[Stored entries]

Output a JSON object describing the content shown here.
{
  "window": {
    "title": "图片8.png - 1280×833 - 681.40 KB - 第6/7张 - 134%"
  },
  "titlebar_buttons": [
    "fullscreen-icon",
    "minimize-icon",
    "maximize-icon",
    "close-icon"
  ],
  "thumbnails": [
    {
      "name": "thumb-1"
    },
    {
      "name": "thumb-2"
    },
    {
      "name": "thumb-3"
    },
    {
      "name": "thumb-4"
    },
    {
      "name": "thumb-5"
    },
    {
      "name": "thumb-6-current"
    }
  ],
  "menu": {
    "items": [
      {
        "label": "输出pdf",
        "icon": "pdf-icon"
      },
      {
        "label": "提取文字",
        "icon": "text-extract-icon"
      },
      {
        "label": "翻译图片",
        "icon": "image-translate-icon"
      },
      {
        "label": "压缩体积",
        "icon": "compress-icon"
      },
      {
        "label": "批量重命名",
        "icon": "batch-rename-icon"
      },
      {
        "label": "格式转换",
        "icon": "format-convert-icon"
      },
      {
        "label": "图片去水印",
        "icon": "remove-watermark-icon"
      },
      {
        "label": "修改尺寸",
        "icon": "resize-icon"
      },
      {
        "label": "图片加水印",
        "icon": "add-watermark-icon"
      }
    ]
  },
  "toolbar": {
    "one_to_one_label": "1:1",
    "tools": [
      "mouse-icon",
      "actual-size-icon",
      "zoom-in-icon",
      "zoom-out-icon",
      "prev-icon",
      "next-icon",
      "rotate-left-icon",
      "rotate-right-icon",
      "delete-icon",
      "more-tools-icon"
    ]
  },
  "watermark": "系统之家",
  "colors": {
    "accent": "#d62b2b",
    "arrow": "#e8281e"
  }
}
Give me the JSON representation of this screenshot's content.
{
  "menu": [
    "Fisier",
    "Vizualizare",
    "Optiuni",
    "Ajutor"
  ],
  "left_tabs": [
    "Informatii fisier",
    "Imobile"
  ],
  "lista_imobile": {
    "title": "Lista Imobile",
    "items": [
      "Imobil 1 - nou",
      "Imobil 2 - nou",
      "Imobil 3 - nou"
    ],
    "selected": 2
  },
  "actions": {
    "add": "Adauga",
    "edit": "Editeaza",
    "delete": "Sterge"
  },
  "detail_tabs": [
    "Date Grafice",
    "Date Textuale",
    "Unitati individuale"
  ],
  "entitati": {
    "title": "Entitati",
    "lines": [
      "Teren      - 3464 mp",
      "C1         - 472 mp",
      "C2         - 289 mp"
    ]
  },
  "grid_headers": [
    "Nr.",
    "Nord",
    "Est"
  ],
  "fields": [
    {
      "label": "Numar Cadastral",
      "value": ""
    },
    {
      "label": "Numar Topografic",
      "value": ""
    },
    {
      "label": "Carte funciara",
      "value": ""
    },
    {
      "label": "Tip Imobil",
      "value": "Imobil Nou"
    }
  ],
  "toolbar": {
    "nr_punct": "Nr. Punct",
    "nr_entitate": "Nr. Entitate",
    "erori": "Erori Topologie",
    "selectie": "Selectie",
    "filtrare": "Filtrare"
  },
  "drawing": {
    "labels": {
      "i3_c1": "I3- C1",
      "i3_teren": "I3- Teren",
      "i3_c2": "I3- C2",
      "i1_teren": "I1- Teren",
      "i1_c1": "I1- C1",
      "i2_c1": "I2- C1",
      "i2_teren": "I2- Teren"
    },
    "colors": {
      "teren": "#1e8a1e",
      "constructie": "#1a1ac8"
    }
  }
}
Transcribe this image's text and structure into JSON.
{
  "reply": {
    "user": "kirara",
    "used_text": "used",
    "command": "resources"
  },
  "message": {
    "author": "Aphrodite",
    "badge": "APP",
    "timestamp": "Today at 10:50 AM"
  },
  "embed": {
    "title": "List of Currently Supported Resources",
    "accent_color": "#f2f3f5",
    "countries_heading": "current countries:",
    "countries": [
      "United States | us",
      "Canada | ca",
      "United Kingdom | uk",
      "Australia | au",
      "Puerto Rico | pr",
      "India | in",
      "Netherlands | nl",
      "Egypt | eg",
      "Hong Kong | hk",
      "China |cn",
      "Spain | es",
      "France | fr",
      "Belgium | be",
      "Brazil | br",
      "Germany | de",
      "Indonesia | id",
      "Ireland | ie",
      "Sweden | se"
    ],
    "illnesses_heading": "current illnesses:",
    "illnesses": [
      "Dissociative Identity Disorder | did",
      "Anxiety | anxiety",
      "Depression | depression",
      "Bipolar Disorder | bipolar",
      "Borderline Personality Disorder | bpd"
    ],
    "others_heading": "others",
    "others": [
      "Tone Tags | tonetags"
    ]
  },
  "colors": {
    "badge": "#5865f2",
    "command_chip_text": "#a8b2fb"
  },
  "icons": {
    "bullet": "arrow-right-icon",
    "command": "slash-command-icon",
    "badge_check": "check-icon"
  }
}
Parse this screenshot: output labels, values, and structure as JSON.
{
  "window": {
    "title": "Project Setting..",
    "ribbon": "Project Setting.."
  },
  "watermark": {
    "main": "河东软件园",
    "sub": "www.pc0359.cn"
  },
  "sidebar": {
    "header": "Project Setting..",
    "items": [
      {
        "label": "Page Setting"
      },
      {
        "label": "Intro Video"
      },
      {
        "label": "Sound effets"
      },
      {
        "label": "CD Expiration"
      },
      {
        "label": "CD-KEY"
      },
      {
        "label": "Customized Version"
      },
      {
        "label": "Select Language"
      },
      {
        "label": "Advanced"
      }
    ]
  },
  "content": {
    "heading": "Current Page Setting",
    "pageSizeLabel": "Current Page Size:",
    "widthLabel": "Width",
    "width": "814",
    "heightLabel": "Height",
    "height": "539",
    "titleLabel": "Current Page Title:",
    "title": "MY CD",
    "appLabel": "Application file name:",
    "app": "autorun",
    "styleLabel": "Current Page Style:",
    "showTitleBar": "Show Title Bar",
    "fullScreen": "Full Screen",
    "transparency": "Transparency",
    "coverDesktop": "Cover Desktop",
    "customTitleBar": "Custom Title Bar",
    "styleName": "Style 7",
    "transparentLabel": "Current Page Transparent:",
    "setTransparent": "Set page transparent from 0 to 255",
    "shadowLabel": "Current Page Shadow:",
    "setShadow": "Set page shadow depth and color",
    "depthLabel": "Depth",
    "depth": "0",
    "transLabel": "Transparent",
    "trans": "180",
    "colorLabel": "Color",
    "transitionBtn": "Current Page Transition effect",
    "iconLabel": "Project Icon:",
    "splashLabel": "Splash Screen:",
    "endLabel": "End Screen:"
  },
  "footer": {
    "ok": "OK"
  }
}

**Brief**
From the data above, copy each line that has the string "Numar".

**Solution below**
      "label": "Numar Cadastral",
      "label": "Numar Topografic",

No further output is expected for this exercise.